▶ [Article]:
==========
L’après-pèlerinage : l’appel d’un retour à la source

2015-04-17 0 Par Brigitte Harouni
Tu connaîtras la justesse de ton chemin à ce qu’il t’aura rendu heureux.
Aristote

Migration - St-Michel-de-BellechasseC’est le temps des migrations. Et l’homme, tout aussi civilisé qu’il soit devenu, n’échappe pas à cet élan primaire. Pour ma part, j’ai des fourmis dans les jambes. Chaque printemps éveille en moi ce désir de partir longtemps et loin, ce besoin d’un ménage intérieur. Mais ce n’est ni le besoin, ni l’envie. C’est une force au fond de moi qui m’appelle à bouger.

Comme le saumon, je suis née dans un petit ruisseau et j’ai suivi mon cours d’eau. J’ai fait mon chemin en suivant le courant, en visant plus loin, plus grand. La route que tout le monde emprunte car elle est source de richesse et de réussite. Celle que mes parents souhaitaient me voir prendre. Je me suis retrouvée dans cet océan qu’est le grand monde, ou le monde des grands. Un monde qui s’agite et s’étourdit d’objets qui brillent, de clinquant, de futile et d’inutile. On y travaille comme si on était irremplaçable. On donne plus du temps de notre vie à des étrangers qu’à nos proches. On s’investit avec professionnalisme et dévotion dans les entreprises des autres, délaissant ou négligeant nos propres passions et intérêts. On soigne notre image au détriment d’être confortablement soi-même. L’«avoir» est déterminant de notre situation. Et avoir plus est encore mieux. Il est signe de bonheur et de réussite personnelle. Mont-Washington - 2011

Pour le saumon, la migration implique de profondes modifications physiologiques pour passer de l’eau douce à l’eau salée de l’Atlantique. Pour l’homme, ces adaptations se font graduellement tant et si bien qu’il en vient à ne plus remettre en question cette vie qui pourtant le blesse et le malmène intérieurement. Seulement voilà : ce n’est pas un signe de bonne santé mentale d’être bien adapté à une société malade (Jiddu Krishnamurti, philosophe indien). Malgré tout, on s’échine à vouloir être à la hauteur. On vit la pression et en plus on s’en met nous-même. On adopte des comportements qui ne sont pas les nôtres pour être à la mode, et faire partie de l’équipe. On se dénature et on s’oublie. Tout cela au prix de notre santé, tant physique que mentale.
==========
▶ [Fiches présentées]:
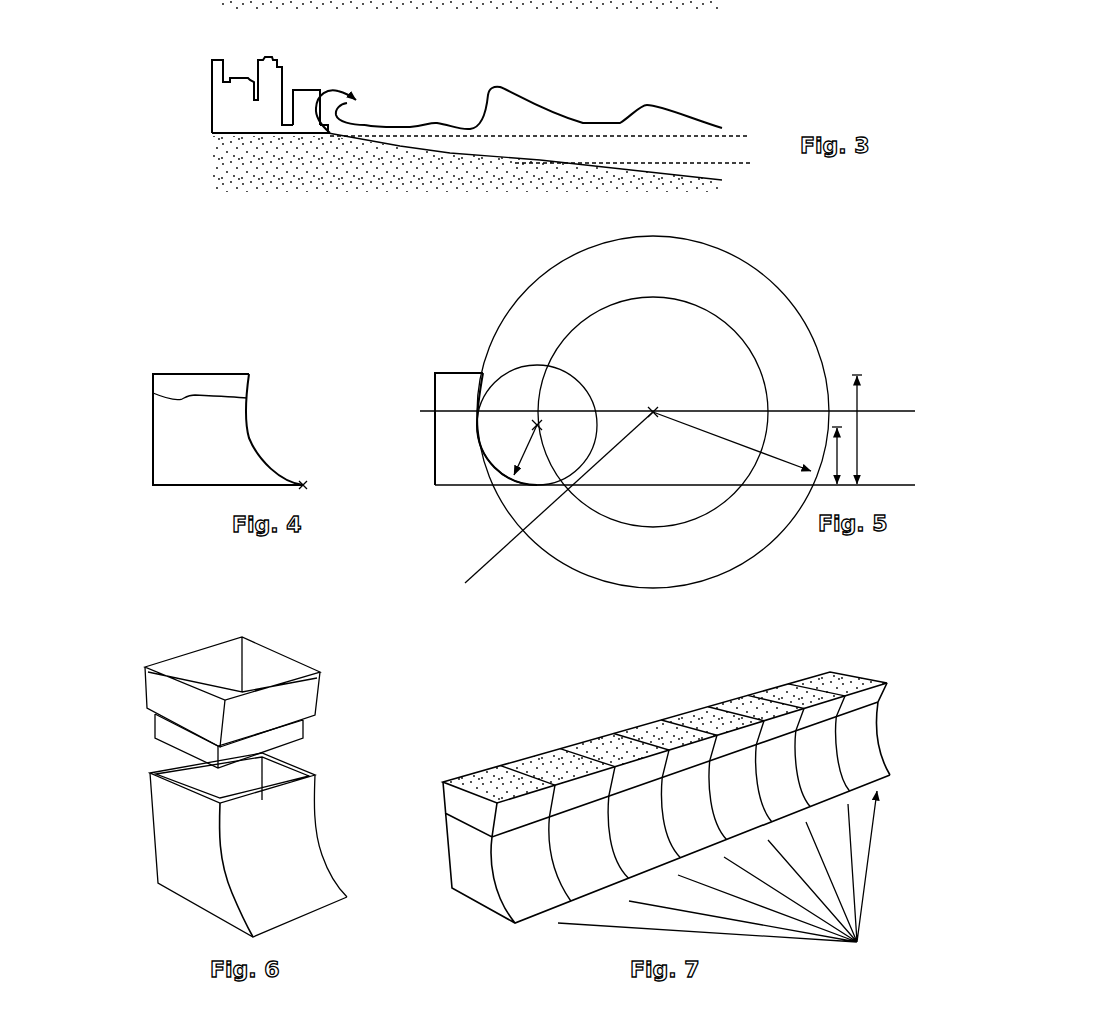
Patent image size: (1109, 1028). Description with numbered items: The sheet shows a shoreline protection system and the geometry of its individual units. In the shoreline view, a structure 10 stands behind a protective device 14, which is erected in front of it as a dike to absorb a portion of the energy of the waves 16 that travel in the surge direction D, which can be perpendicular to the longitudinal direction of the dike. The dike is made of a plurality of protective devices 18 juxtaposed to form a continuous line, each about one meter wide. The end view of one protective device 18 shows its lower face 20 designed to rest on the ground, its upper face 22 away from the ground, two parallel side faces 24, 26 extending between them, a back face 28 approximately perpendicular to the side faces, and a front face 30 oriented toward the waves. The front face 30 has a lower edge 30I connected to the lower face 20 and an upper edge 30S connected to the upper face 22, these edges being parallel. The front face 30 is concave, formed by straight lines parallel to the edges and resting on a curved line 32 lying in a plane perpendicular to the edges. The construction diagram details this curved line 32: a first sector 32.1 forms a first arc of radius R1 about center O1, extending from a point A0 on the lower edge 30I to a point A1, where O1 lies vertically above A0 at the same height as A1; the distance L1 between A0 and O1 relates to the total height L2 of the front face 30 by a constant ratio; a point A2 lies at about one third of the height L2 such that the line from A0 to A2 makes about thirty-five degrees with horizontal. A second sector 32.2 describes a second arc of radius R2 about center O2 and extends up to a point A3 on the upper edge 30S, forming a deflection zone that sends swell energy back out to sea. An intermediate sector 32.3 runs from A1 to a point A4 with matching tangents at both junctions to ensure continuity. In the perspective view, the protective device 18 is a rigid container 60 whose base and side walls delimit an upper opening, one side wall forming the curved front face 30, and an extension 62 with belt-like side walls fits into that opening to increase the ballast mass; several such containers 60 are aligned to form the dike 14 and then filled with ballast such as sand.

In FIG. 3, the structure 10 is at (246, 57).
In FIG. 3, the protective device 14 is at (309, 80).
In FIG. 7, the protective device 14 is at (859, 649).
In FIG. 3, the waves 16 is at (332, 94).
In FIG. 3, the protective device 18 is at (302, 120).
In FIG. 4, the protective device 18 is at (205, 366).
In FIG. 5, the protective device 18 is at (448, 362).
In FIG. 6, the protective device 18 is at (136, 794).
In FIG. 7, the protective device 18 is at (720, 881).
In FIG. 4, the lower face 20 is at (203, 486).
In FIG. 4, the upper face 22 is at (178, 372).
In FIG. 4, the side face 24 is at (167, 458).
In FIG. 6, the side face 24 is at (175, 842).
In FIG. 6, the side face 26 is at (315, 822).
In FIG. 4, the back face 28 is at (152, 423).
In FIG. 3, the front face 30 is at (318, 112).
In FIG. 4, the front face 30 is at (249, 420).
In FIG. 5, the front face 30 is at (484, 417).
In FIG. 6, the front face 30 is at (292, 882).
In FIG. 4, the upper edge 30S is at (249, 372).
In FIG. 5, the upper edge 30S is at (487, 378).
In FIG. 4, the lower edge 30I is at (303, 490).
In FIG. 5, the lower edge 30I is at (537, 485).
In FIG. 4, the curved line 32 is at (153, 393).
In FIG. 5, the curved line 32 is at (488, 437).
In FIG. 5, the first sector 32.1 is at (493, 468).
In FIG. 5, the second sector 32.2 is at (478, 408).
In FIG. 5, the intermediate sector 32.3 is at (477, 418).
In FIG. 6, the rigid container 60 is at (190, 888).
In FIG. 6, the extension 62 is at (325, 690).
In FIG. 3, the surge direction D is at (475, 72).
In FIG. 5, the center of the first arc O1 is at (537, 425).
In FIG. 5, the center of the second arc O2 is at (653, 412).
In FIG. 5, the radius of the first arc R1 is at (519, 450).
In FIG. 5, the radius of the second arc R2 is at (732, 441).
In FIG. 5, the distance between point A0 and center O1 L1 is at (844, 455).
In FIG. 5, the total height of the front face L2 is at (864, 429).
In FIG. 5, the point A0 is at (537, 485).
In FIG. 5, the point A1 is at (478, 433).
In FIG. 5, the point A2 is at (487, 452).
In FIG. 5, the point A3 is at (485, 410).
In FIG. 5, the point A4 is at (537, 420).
==========
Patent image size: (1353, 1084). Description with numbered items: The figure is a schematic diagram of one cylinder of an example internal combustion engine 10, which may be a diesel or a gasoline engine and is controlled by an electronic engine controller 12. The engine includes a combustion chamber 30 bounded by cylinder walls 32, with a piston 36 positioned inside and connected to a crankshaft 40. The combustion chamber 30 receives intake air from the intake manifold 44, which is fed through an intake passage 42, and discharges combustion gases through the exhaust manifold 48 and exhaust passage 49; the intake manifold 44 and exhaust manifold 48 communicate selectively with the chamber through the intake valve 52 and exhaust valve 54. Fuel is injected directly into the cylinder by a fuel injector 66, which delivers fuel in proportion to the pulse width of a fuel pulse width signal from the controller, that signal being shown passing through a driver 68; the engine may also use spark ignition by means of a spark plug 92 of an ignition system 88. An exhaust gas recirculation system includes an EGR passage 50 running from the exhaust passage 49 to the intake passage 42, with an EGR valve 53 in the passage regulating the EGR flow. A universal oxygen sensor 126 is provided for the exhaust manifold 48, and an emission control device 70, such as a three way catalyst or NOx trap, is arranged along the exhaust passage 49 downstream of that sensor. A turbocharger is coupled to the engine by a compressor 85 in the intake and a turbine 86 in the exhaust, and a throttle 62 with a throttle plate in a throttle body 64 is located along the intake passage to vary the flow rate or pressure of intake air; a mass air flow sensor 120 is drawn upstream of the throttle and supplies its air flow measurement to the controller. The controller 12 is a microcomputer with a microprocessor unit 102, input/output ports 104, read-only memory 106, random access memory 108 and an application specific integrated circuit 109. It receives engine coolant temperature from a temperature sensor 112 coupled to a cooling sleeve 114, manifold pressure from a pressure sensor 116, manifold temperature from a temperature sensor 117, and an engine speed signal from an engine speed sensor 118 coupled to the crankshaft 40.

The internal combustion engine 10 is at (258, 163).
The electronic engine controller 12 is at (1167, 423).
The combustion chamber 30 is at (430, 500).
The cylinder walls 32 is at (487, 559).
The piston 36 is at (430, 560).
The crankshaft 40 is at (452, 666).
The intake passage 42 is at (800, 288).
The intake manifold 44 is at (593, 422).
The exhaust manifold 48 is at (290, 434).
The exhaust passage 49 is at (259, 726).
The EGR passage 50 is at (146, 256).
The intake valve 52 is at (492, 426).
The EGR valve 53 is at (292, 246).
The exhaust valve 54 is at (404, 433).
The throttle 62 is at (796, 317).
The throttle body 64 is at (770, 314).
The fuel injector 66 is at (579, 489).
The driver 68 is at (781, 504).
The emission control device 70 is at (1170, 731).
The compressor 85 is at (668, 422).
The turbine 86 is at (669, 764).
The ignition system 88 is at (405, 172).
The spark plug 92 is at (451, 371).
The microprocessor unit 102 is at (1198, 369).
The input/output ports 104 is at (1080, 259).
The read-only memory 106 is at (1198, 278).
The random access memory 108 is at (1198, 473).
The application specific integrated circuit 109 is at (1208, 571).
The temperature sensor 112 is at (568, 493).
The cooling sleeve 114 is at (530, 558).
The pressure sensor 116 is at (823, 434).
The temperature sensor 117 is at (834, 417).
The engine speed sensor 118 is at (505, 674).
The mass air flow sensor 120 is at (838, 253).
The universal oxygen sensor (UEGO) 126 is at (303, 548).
==========
▶ [Consignes écrites]:
1) Recopiez le passage de l'article sur l'après-pèlerinage depuis « L’après-pèlerinage : l’appel » jusqu'à « t’aura rendu heureux. » inclus.
2) Relevez toutes les personnes nommées dans l'article sur l'après-pèlerinage.

▶ [Corrigé des exercices]:
1)
L’après-pèlerinage : l’appel d’un retour à la source

2015-04-17 0 Par Brigitte Harouni
Tu connaîtras la justesse de ton chemin à ce qu’il t’aura rendu heureux.

2) Brigitte Harouni, Aristote, Jiddu Krishnamurti